::: Supplied records
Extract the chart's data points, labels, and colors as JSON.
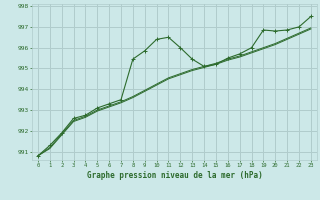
{
  "xlabel": "Graphe pression niveau de la mer (hPa)",
  "background_color": "#cce8e8",
  "grid_color": "#b0cccc",
  "line_color": "#2d6b2d",
  "ylim": [
    990.6,
    998.1
  ],
  "xlim": [
    -0.5,
    23.5
  ],
  "yticks": [
    991,
    992,
    993,
    994,
    995,
    996,
    997,
    998
  ],
  "xticks": [
    0,
    1,
    2,
    3,
    4,
    5,
    6,
    7,
    8,
    9,
    10,
    11,
    12,
    13,
    14,
    15,
    16,
    17,
    18,
    19,
    20,
    21,
    22,
    23
  ],
  "xtick_labels": [
    "0",
    "1",
    "2",
    "3",
    "4",
    "5",
    "6",
    "7",
    "8",
    "9",
    "10",
    "11",
    "12",
    "13",
    "14",
    "15",
    "16",
    "17",
    "18",
    "19",
    "20",
    "21",
    "22",
    "23"
  ],
  "series1": [
    990.8,
    991.3,
    991.9,
    992.6,
    992.75,
    993.1,
    993.3,
    993.5,
    995.45,
    995.85,
    996.4,
    996.5,
    996.0,
    995.45,
    995.1,
    995.2,
    995.5,
    995.7,
    996.0,
    996.85,
    996.8,
    996.85,
    997.0,
    997.5
  ],
  "series2": [
    990.8,
    991.2,
    991.85,
    992.5,
    992.7,
    993.0,
    993.2,
    993.4,
    993.65,
    993.95,
    994.25,
    994.55,
    994.75,
    994.95,
    995.1,
    995.25,
    995.45,
    995.6,
    995.8,
    996.0,
    996.2,
    996.45,
    996.7,
    996.95
  ],
  "series3": [
    990.8,
    991.15,
    991.8,
    992.45,
    992.65,
    992.95,
    993.15,
    993.35,
    993.6,
    993.9,
    994.2,
    994.5,
    994.7,
    994.9,
    995.05,
    995.2,
    995.4,
    995.55,
    995.75,
    995.95,
    996.15,
    996.4,
    996.65,
    996.9
  ]
}
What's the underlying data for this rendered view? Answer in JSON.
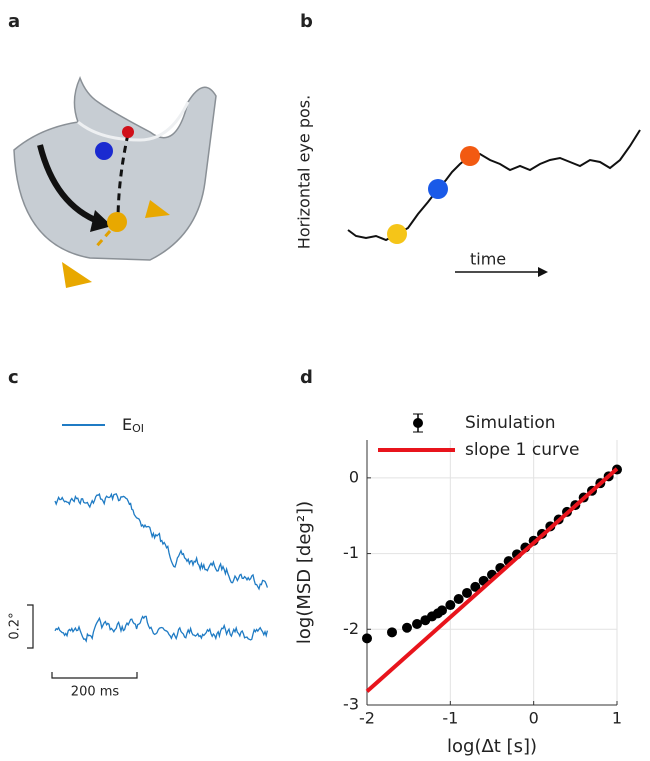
{
  "panel_labels": [
    "a",
    "b",
    "c",
    "d"
  ],
  "panel_b": {
    "y_label": "Horizontal eye pos.",
    "x_label": "time"
  },
  "panel_c": {
    "legend": {
      "main": "E",
      "sub": "OI"
    },
    "scale_y": "0.2°",
    "scale_x": "200 ms"
  },
  "chart_data": {
    "type": "scatter",
    "x_label": "log(Δt [s])",
    "y_label": "log(MSD [deg²])",
    "xlim": [
      -2,
      1
    ],
    "ylim": [
      -3,
      0.5
    ],
    "xticks": [
      -2,
      -1,
      0,
      1
    ],
    "yticks": [
      -3,
      -2,
      -1,
      0
    ],
    "grid": true,
    "series": [
      {
        "name": "Simulation",
        "color": "#000000",
        "style": "markers",
        "x": [
          -2,
          -1.7,
          -1.52,
          -1.4,
          -1.3,
          -1.22,
          -1.15,
          -1.1,
          -1.0,
          -0.9,
          -0.8,
          -0.7,
          -0.6,
          -0.5,
          -0.4,
          -0.3,
          -0.2,
          -0.1,
          0,
          0.1,
          0.2,
          0.3,
          0.4,
          0.5,
          0.6,
          0.7,
          0.8,
          0.9,
          1.0
        ],
        "values": [
          -2.12,
          -2.04,
          -1.98,
          -1.93,
          -1.88,
          -1.83,
          -1.79,
          -1.75,
          -1.68,
          -1.6,
          -1.52,
          -1.44,
          -1.36,
          -1.28,
          -1.19,
          -1.1,
          -1.01,
          -0.92,
          -0.83,
          -0.74,
          -0.64,
          -0.55,
          -0.45,
          -0.36,
          -0.26,
          -0.17,
          -0.07,
          0.02,
          0.11
        ]
      },
      {
        "name": "slope 1 curve",
        "color": "#e8141c",
        "style": "line",
        "x": [
          -2,
          1
        ],
        "values": [
          -2.82,
          0.12
        ]
      }
    ]
  }
}
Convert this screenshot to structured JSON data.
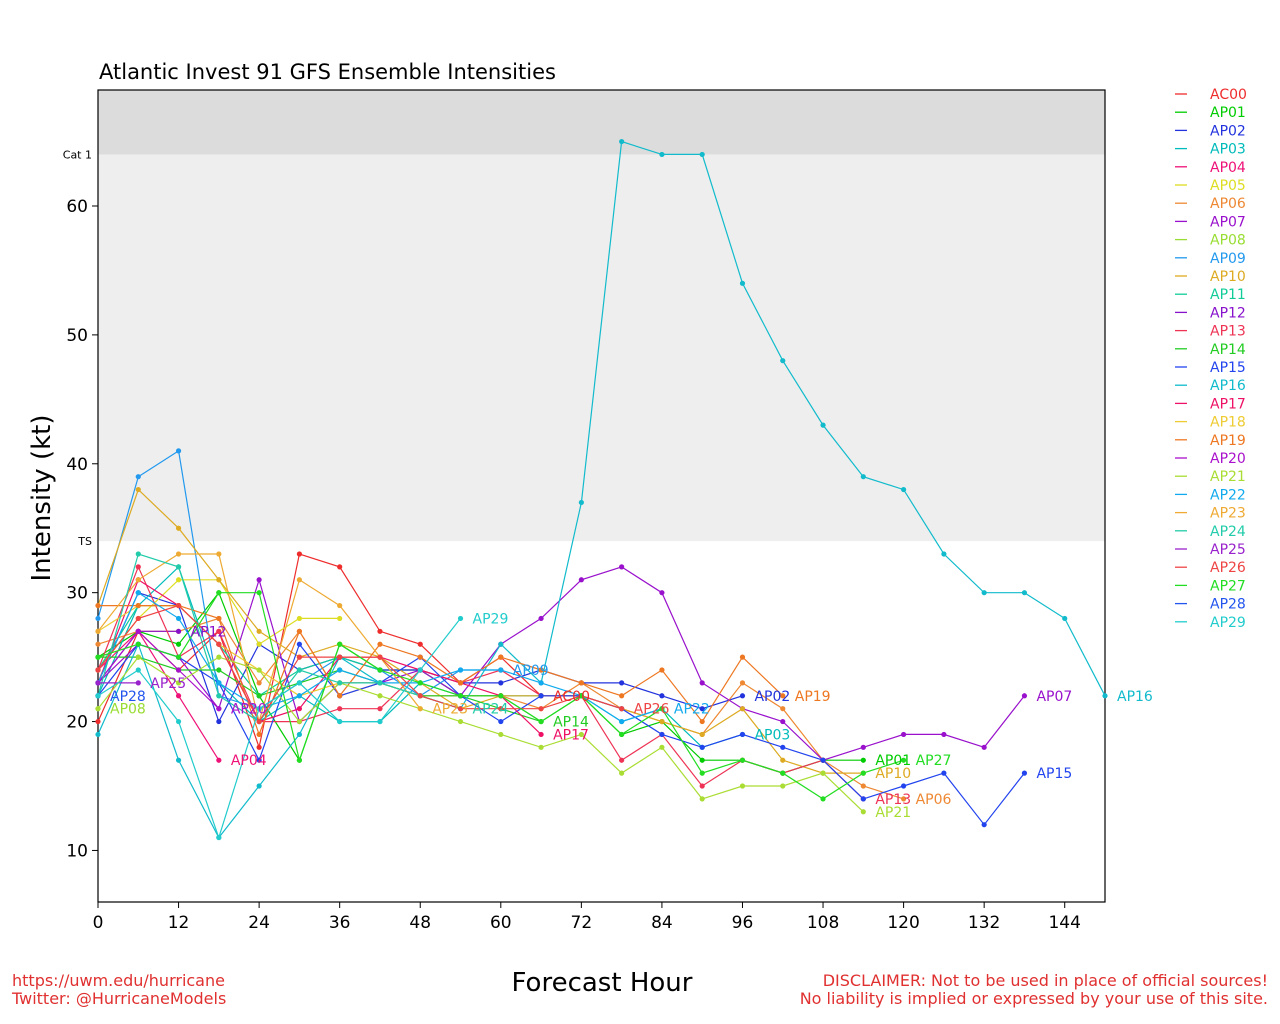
{
  "chart_data": {
    "type": "line",
    "title": "Atlantic Invest 91 GFS Ensemble Intensities",
    "xlabel": "Forecast Hour",
    "ylabel": "Intensity (kt)",
    "xlim": [
      0,
      150
    ],
    "ylim": [
      6,
      69
    ],
    "xticks": [
      0,
      12,
      24,
      36,
      48,
      60,
      72,
      84,
      96,
      108,
      120,
      132,
      144
    ],
    "yticks": [
      10,
      20,
      30,
      40,
      50,
      60
    ],
    "bands": [
      {
        "label": "TS",
        "from": 34,
        "to": 64,
        "color": "#eeeeee"
      },
      {
        "label": "Cat 1",
        "from": 64,
        "to": 69,
        "color": "#dcdcdc"
      }
    ],
    "grid": false,
    "legend_position": "right",
    "series": [
      {
        "name": "AC00",
        "color": "#ee2c2c",
        "end_label": "AC00",
        "x": [
          0,
          6,
          12,
          18,
          24,
          30,
          36,
          42,
          48,
          54,
          60,
          66
        ],
        "y": [
          20,
          27,
          24,
          27,
          18,
          33,
          32,
          27,
          26,
          23,
          25,
          22
        ]
      },
      {
        "name": "AP01",
        "color": "#00cc00",
        "end_label": "AP01",
        "x": [
          0,
          6,
          12,
          18,
          24,
          30,
          36,
          42,
          48,
          54,
          60,
          66,
          72,
          78,
          84,
          90,
          96,
          102,
          108,
          114
        ],
        "y": [
          25,
          27,
          26,
          30,
          22,
          17,
          26,
          24,
          24,
          22,
          22,
          20,
          22,
          19,
          20,
          17,
          17,
          16,
          17,
          17
        ]
      },
      {
        "name": "AP02",
        "color": "#2233dd",
        "end_label": "AP02",
        "x": [
          0,
          6,
          12,
          18,
          24,
          30,
          36,
          42,
          48,
          54,
          60,
          66,
          72,
          78,
          84,
          90,
          96
        ],
        "y": [
          23,
          30,
          29,
          20,
          26,
          24,
          25,
          24,
          24,
          23,
          23,
          24,
          23,
          23,
          22,
          21,
          22
        ]
      },
      {
        "name": "AP03",
        "color": "#00bbbb",
        "end_label": "AP03",
        "x": [
          0,
          6,
          12,
          18,
          24,
          30,
          36,
          42,
          48,
          54,
          60,
          66,
          72,
          78,
          84,
          90,
          96
        ],
        "y": [
          22,
          29,
          32,
          23,
          20,
          22,
          20,
          20,
          23,
          22,
          22,
          22,
          22,
          20,
          21,
          18,
          19
        ]
      },
      {
        "name": "AP04",
        "color": "#ee1177",
        "end_label": "AP04",
        "x": [
          0,
          6,
          12,
          18
        ],
        "y": [
          24,
          27,
          22,
          17
        ]
      },
      {
        "name": "AP05",
        "color": "#dddd22",
        "end_label": "",
        "x": [
          0,
          6,
          12,
          18,
          24,
          30,
          36
        ],
        "y": [
          24,
          28,
          31,
          31,
          26,
          28,
          28
        ]
      },
      {
        "name": "AP06",
        "color": "#ee8833",
        "end_label": "AP06",
        "x": [
          0,
          6,
          12,
          18,
          24,
          30,
          36,
          42,
          48,
          54,
          60,
          66,
          72,
          78,
          84,
          90,
          96,
          102,
          108,
          114,
          120
        ],
        "y": [
          26,
          27,
          27,
          28,
          23,
          27,
          22,
          23,
          22,
          22,
          22,
          21,
          23,
          21,
          20,
          19,
          23,
          21,
          17,
          15,
          14
        ]
      },
      {
        "name": "AP07",
        "color": "#9911cc",
        "end_label": "AP07",
        "x": [
          0,
          6,
          12,
          18,
          24,
          30,
          36,
          42,
          48,
          54,
          60,
          66,
          72,
          78,
          84,
          90,
          96,
          102,
          108,
          114,
          120,
          126,
          132,
          138
        ],
        "y": [
          23,
          26,
          25,
          21,
          31,
          20,
          23,
          23,
          24,
          22,
          26,
          28,
          31,
          32,
          30,
          23,
          21,
          20,
          17,
          18,
          19,
          19,
          18,
          22
        ]
      },
      {
        "name": "AP08",
        "color": "#99dd33",
        "end_label": "AP08",
        "x": [
          0
        ],
        "y": [
          21
        ]
      },
      {
        "name": "AP09",
        "color": "#2299ee",
        "end_label": "AP09",
        "x": [
          0,
          6,
          12,
          18,
          24,
          30,
          36,
          42,
          48,
          54,
          60
        ],
        "y": [
          28,
          39,
          41,
          22,
          21,
          23,
          25,
          24,
          22,
          24,
          24
        ]
      },
      {
        "name": "AP10",
        "color": "#ddaa22",
        "end_label": "AP10",
        "x": [
          0,
          6,
          12,
          18,
          24,
          30,
          36,
          42,
          48,
          54,
          60,
          66,
          72,
          78,
          84,
          90,
          96,
          102,
          108,
          114
        ],
        "y": [
          29,
          38,
          35,
          31,
          27,
          25,
          26,
          25,
          23,
          21,
          22,
          22,
          22,
          21,
          20,
          19,
          21,
          17,
          16,
          16
        ]
      },
      {
        "name": "AP11",
        "color": "#11cc99",
        "end_label": "",
        "x": [
          0,
          6,
          12,
          18,
          24,
          30,
          36,
          42
        ],
        "y": [
          24,
          29,
          29,
          26,
          22,
          24,
          25,
          24
        ]
      },
      {
        "name": "AP12",
        "color": "#8811cc",
        "end_label": "AP12",
        "x": [
          0,
          6,
          12
        ],
        "y": [
          23,
          27,
          27
        ]
      },
      {
        "name": "AP13",
        "color": "#ee3355",
        "end_label": "AP13",
        "x": [
          0,
          6,
          12,
          18,
          24,
          30,
          36,
          42,
          48,
          54,
          60,
          66,
          72,
          78,
          84,
          90,
          96,
          102,
          108,
          114
        ],
        "y": [
          24,
          32,
          25,
          27,
          20,
          20,
          21,
          21,
          24,
          23,
          24,
          22,
          22,
          17,
          19,
          15,
          17,
          16,
          17,
          14
        ]
      },
      {
        "name": "AP14",
        "color": "#22cc22",
        "end_label": "AP14",
        "x": [
          0,
          6,
          12,
          18,
          24,
          30,
          36,
          42,
          48,
          54,
          60,
          66
        ],
        "y": [
          25,
          25,
          24,
          24,
          22,
          23,
          24,
          23,
          22,
          22,
          21,
          20
        ]
      },
      {
        "name": "AP15",
        "color": "#2244ee",
        "end_label": "AP15",
        "x": [
          0,
          6,
          12,
          18,
          24,
          30,
          36,
          42,
          48,
          54,
          60,
          66,
          72,
          78,
          84,
          90,
          96,
          102,
          108,
          114,
          120,
          126,
          132,
          138
        ],
        "y": [
          22,
          26,
          25,
          23,
          17,
          26,
          22,
          23,
          25,
          22,
          20,
          22,
          22,
          21,
          19,
          18,
          19,
          18,
          17,
          14,
          15,
          16,
          12,
          16
        ]
      },
      {
        "name": "AP16",
        "color": "#11bbcc",
        "end_label": "AP16",
        "x": [
          0,
          6,
          12,
          18,
          24,
          30,
          36,
          42,
          48,
          54,
          60,
          66,
          72,
          78,
          84,
          90,
          96,
          102,
          108,
          114,
          120,
          126,
          132,
          138,
          144,
          150
        ],
        "y": [
          19,
          26,
          17,
          11,
          15,
          19,
          25,
          23,
          22,
          21,
          26,
          23,
          37,
          65,
          64,
          64,
          54,
          48,
          43,
          39,
          38,
          33,
          30,
          30,
          28,
          22
        ]
      },
      {
        "name": "AP17",
        "color": "#ee1166",
        "end_label": "AP17",
        "x": [
          0,
          6,
          12,
          18,
          24,
          30,
          36,
          42,
          48,
          54,
          60,
          66
        ],
        "y": [
          23,
          31,
          29,
          26,
          20,
          21,
          25,
          25,
          24,
          23,
          22,
          19
        ]
      },
      {
        "name": "AP18",
        "color": "#eecc33",
        "end_label": "",
        "x": [
          0,
          6,
          12,
          18,
          24,
          30,
          36,
          42,
          48
        ],
        "y": [
          27,
          29,
          29,
          26,
          24,
          22,
          23,
          23,
          22
        ]
      },
      {
        "name": "AP19",
        "color": "#ee7722",
        "end_label": "AP19",
        "x": [
          0,
          6,
          12,
          18,
          24,
          30,
          36,
          42,
          48,
          54,
          60,
          66,
          72,
          78,
          84,
          90,
          96,
          102
        ],
        "y": [
          29,
          29,
          29,
          28,
          19,
          27,
          22,
          26,
          25,
          23,
          25,
          24,
          23,
          22,
          24,
          20,
          25,
          22
        ]
      },
      {
        "name": "AP20",
        "color": "#aa11cc",
        "end_label": "AP20",
        "x": [
          0,
          6,
          12,
          18
        ],
        "y": [
          23,
          27,
          24,
          21
        ]
      },
      {
        "name": "AP21",
        "color": "#aadd33",
        "end_label": "AP21",
        "x": [
          0,
          6,
          12,
          18,
          24,
          30,
          36,
          42,
          48,
          54,
          60,
          66,
          72,
          78,
          84,
          90,
          96,
          102,
          108,
          114
        ],
        "y": [
          21,
          25,
          23,
          25,
          24,
          20,
          23,
          22,
          21,
          20,
          19,
          18,
          19,
          16,
          18,
          14,
          15,
          15,
          16,
          13
        ]
      },
      {
        "name": "AP22",
        "color": "#11aaee",
        "end_label": "AP22",
        "x": [
          0,
          6,
          12,
          18,
          24,
          30,
          36,
          42,
          48,
          54,
          60,
          66,
          72,
          78,
          84
        ],
        "y": [
          23,
          30,
          28,
          23,
          21,
          22,
          24,
          23,
          23,
          24,
          24,
          23,
          22,
          20,
          21
        ]
      },
      {
        "name": "AP23",
        "color": "#eeaa33",
        "end_label": "AP23",
        "x": [
          0,
          6,
          12,
          18,
          24,
          30,
          36,
          42,
          48
        ],
        "y": [
          27,
          31,
          33,
          33,
          20,
          31,
          29,
          25,
          21
        ]
      },
      {
        "name": "AP24",
        "color": "#22ccaa",
        "end_label": "AP24",
        "x": [
          0,
          6,
          12,
          18,
          24,
          30,
          36,
          42,
          48,
          54
        ],
        "y": [
          22,
          33,
          32,
          22,
          20,
          24,
          23,
          23,
          22,
          21
        ]
      },
      {
        "name": "AP25",
        "color": "#9922cc",
        "end_label": "AP25",
        "x": [
          0,
          6
        ],
        "y": [
          23,
          23
        ]
      },
      {
        "name": "AP26",
        "color": "#ee4444",
        "end_label": "AP26",
        "x": [
          0,
          6,
          12,
          18,
          24,
          30,
          36,
          42,
          48,
          54,
          60,
          66,
          72,
          78
        ],
        "y": [
          24,
          28,
          29,
          26,
          20,
          25,
          25,
          25,
          22,
          21,
          21,
          21,
          22,
          21
        ]
      },
      {
        "name": "AP27",
        "color": "#22dd22",
        "end_label": "AP27",
        "x": [
          0,
          6,
          12,
          18,
          24,
          30,
          36,
          42,
          48,
          54,
          60,
          66,
          72,
          78,
          84,
          90,
          96,
          102,
          108,
          114,
          120
        ],
        "y": [
          25,
          26,
          25,
          30,
          30,
          17,
          26,
          24,
          23,
          22,
          22,
          20,
          22,
          19,
          21,
          16,
          17,
          16,
          14,
          16,
          17
        ]
      },
      {
        "name": "AP28",
        "color": "#2255ee",
        "end_label": "AP28",
        "x": [
          0
        ],
        "y": [
          22
        ]
      },
      {
        "name": "AP29",
        "color": "#22cccc",
        "end_label": "AP29",
        "x": [
          0,
          6,
          12,
          18,
          24,
          30,
          36,
          42,
          48,
          54
        ],
        "y": [
          22,
          24,
          20,
          11,
          21,
          23,
          20,
          20,
          24,
          28
        ]
      }
    ]
  },
  "footer": {
    "url": "https://uwm.edu/hurricane",
    "twitter": "Twitter: @HurricaneModels",
    "disclaimer_line1": "DISCLAIMER: Not to be used in place of official sources!",
    "disclaimer_line2": "No liability is implied or expressed by your use of this site."
  }
}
::::::
Description of the task: Identify each line of the material where the word "JSON" shows up, and copy it.

Solution to the problem:
Extract the chart's data points, labels, and colors as JSON.
What's the underlying data for this rendered view? Answer in JSON.
Convert this screenshot to structured JSON data.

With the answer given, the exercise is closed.